§ DATA RECORDS
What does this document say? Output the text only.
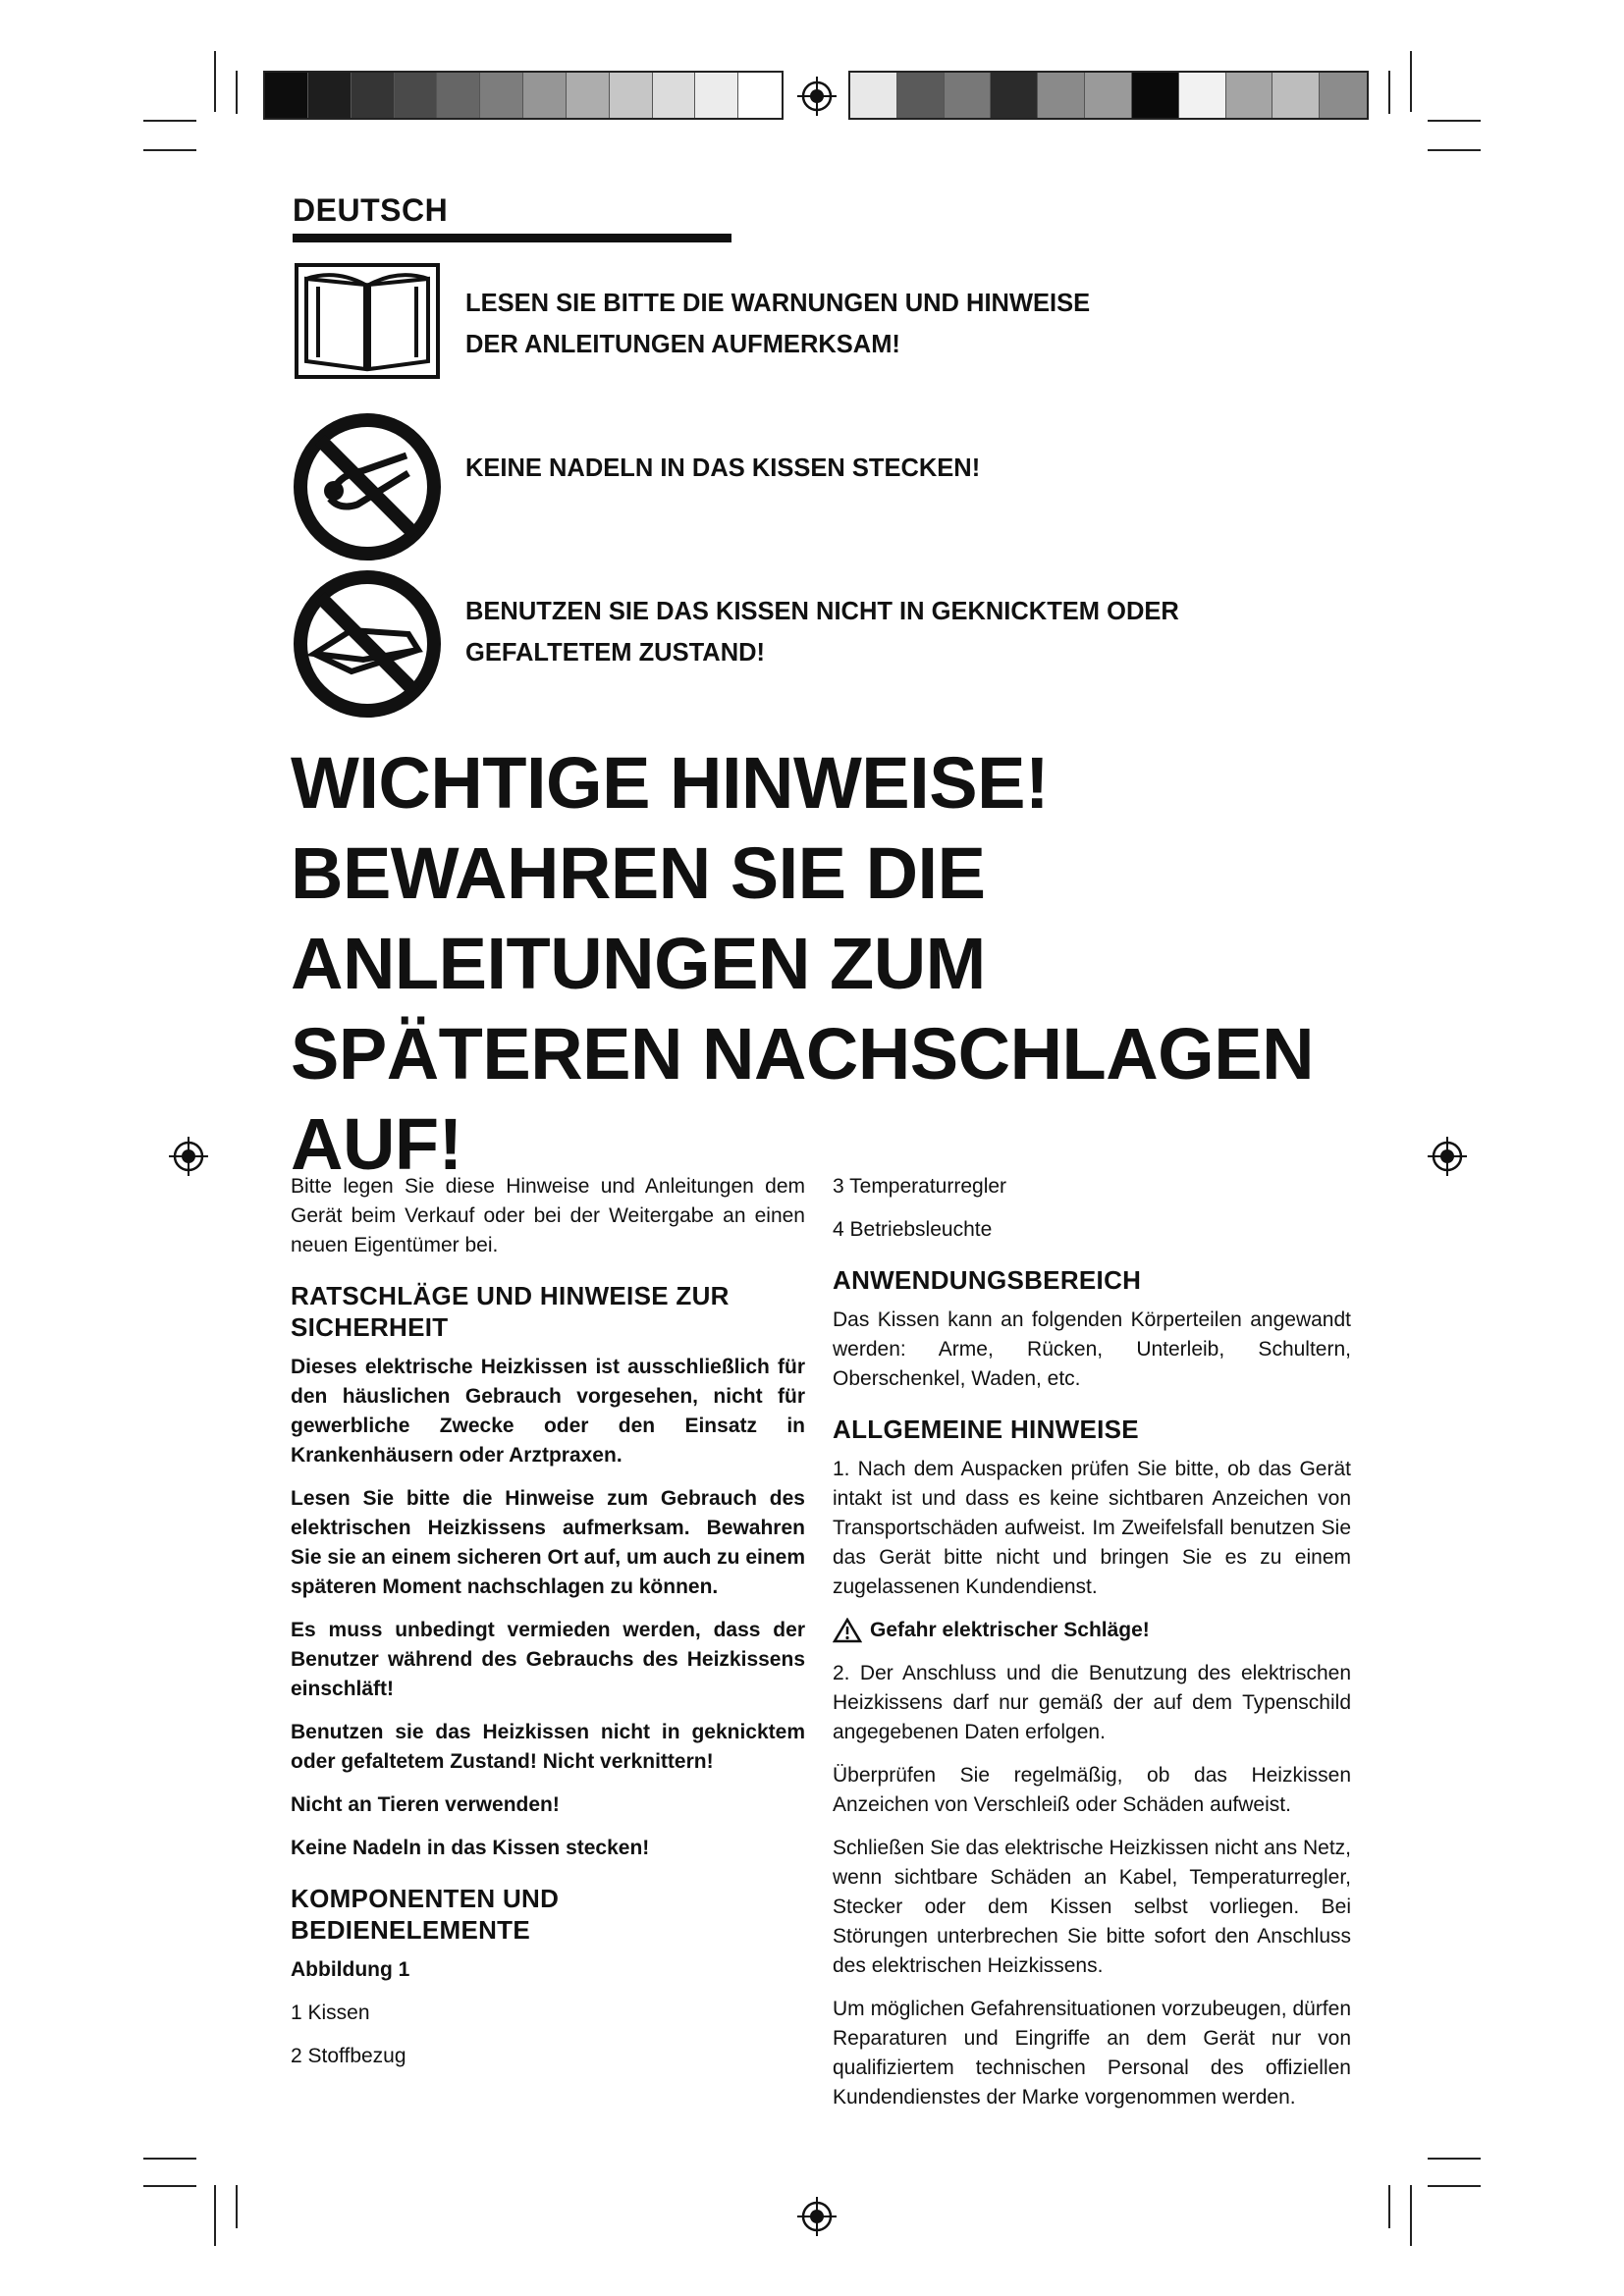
DEUTSCH
LESEN SIE BITTE DIE WARNUNGEN UND HINWEISE
DER ANLEITUNGEN AUFMERKSAM!
KEINE NADELN IN DAS KISSEN STECKEN!
BENUTZEN SIE DAS KISSEN NICHT IN GEKNICKTEM ODER
GEFALTETEM ZUSTAND!
WICHTIGE HINWEISE!
BEWAHREN SIE DIE
ANLEITUNGEN ZUM
SPÄTEREN NACHSCHLAGEN
AUF!

Bitte legen Sie diese Hinweise und Anleitungen dem Gerät beim Verkauf oder bei der Weitergabe an einen neuen Eigentümer bei.

RATSCHLÄGE UND HINWEISE ZUR SICHERHEIT

Dieses elektrische Heizkissen ist ausschließlich für den häuslichen Gebrauch vorgesehen, nicht für gewerbliche Zwecke oder den Einsatz in Krankenhäusern oder Arztpraxen.

Lesen Sie bitte die Hinweise zum Gebrauch des elektrischen Heizkissens aufmerksam. Bewahren Sie sie an einem sicheren Ort auf, um auch zu einem späteren Moment nachschlagen zu können.

Es muss unbedingt vermieden werden, dass der Benutzer während des Gebrauchs des Heizkissens einschläft!

Benutzen sie das Heizkissen nicht in geknicktem oder gefaltetem Zustand! Nicht verknittern!

Nicht an Tieren verwenden!

Keine Nadeln in das Kissen stecken!

KOMPONENTEN UND BEDIENELEMENTE

Abbildung 1

1 Kissen
2 Stoffbezug
3 Temperaturregler
4 Betriebsleuchte
ANWENDUNGSBEREICH

Das Kissen kann an folgenden Körperteilen angewandt werden: Arme, Rücken, Unterleib, Schultern, Oberschenkel, Waden, etc.

ALLGEMEINE HINWEISE

1. Nach dem Auspacken prüfen Sie bitte, ob das Gerät intakt ist und dass es keine sichtbaren Anzeichen von Transportschäden aufweist. Im Zweifelsfall benutzen Sie das Gerät bitte nicht und bringen Sie es zu einem zugelassenen Kundendienst.

Gefahr elektrischer Schläge!

2. Der Anschluss und die Benutzung des elektrischen Heizkissens darf nur gemäß der auf dem Typenschild angegebenen Daten erfolgen.

Überprüfen Sie regelmäßig, ob das Heizkissen Anzeichen von Verschleiß oder Schäden aufweist.

Schließen Sie das elektrische Heizkissen nicht ans Netz, wenn sichtbare Schäden an Kabel, Temperaturregler, Stecker oder dem Kissen selbst vorliegen. Bei Störungen unterbrechen Sie bitte sofort den Anschluss des elektrischen Heizkissens.

Um möglichen Gefahrensituationen vorzubeugen, dürfen Reparaturen und Eingriffe an dem Gerät nur von qualifiziertem technischen Personal des offiziellen Kundendienstes der Marke vorgenommen werden.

§ INSTRUCTIONS FOR THE TASK
Your copy of the records above should be exact and contain no pictures.

§ RESPONSE TO THE TASK
What does this document say? Output the text only.
DEUTSCH
LESEN SIE BITTE DIE WARNUNGEN UND HINWEISE
DER ANLEITUNGEN AUFMERKSAM!
KEINE NADELN IN DAS KISSEN STECKEN!
BENUTZEN SIE DAS KISSEN NICHT IN GEKNICKTEM ODER
GEFALTETEM ZUSTAND!
WICHTIGE HINWEISE!
BEWAHREN SIE DIE
ANLEITUNGEN ZUM
SPÄTEREN NACHSCHLAGEN
AUF!

Bitte legen Sie diese Hinweise und Anleitungen dem Gerät beim Verkauf oder bei der Weitergabe an einen neuen Eigentümer bei.

RATSCHLÄGE UND HINWEISE ZUR SICHERHEIT

Dieses elektrische Heizkissen ist ausschließlich für den häuslichen Gebrauch vorgesehen, nicht für gewerbliche Zwecke oder den Einsatz in Krankenhäusern oder Arztpraxen.

Lesen Sie bitte die Hinweise zum Gebrauch des elektrischen Heizkissens aufmerksam. Bewahren Sie sie an einem sicheren Ort auf, um auch zu einem späteren Moment nachschlagen zu können.

Es muss unbedingt vermieden werden, dass der Benutzer während des Gebrauchs des Heizkissens einschläft!

Benutzen sie das Heizkissen nicht in geknicktem oder gefaltetem Zustand! Nicht verknittern!

Nicht an Tieren verwenden!

Keine Nadeln in das Kissen stecken!

KOMPONENTEN UND BEDIENELEMENTE

Abbildung 1

1 Kissen
2 Stoffbezug
3 Temperaturregler
4 Betriebsleuchte
ANWENDUNGSBEREICH

Das Kissen kann an folgenden Körperteilen angewandt werden: Arme, Rücken, Unterleib, Schultern, Oberschenkel, Waden, etc.

ALLGEMEINE HINWEISE

1. Nach dem Auspacken prüfen Sie bitte, ob das Gerät intakt ist und dass es keine sichtbaren Anzeichen von Transportschäden aufweist. Im Zweifelsfall benutzen Sie das Gerät bitte nicht und bringen Sie es zu einem zugelassenen Kundendienst.

Gefahr elektrischer Schläge!

2. Der Anschluss und die Benutzung des elektrischen Heizkissens darf nur gemäß der auf dem Typenschild angegebenen Daten erfolgen.

Überprüfen Sie regelmäßig, ob das Heizkissen Anzeichen von Verschleiß oder Schäden aufweist.

Schließen Sie das elektrische Heizkissen nicht ans Netz, wenn sichtbare Schäden an Kabel, Temperaturregler, Stecker oder dem Kissen selbst vorliegen. Bei Störungen unterbrechen Sie bitte sofort den Anschluss des elektrischen Heizkissens.

Um möglichen Gefahrensituationen vorzubeugen, dürfen Reparaturen und Eingriffe an dem Gerät nur von qualifiziertem technischen Personal des offiziellen Kundendienstes der Marke vorgenommen werden.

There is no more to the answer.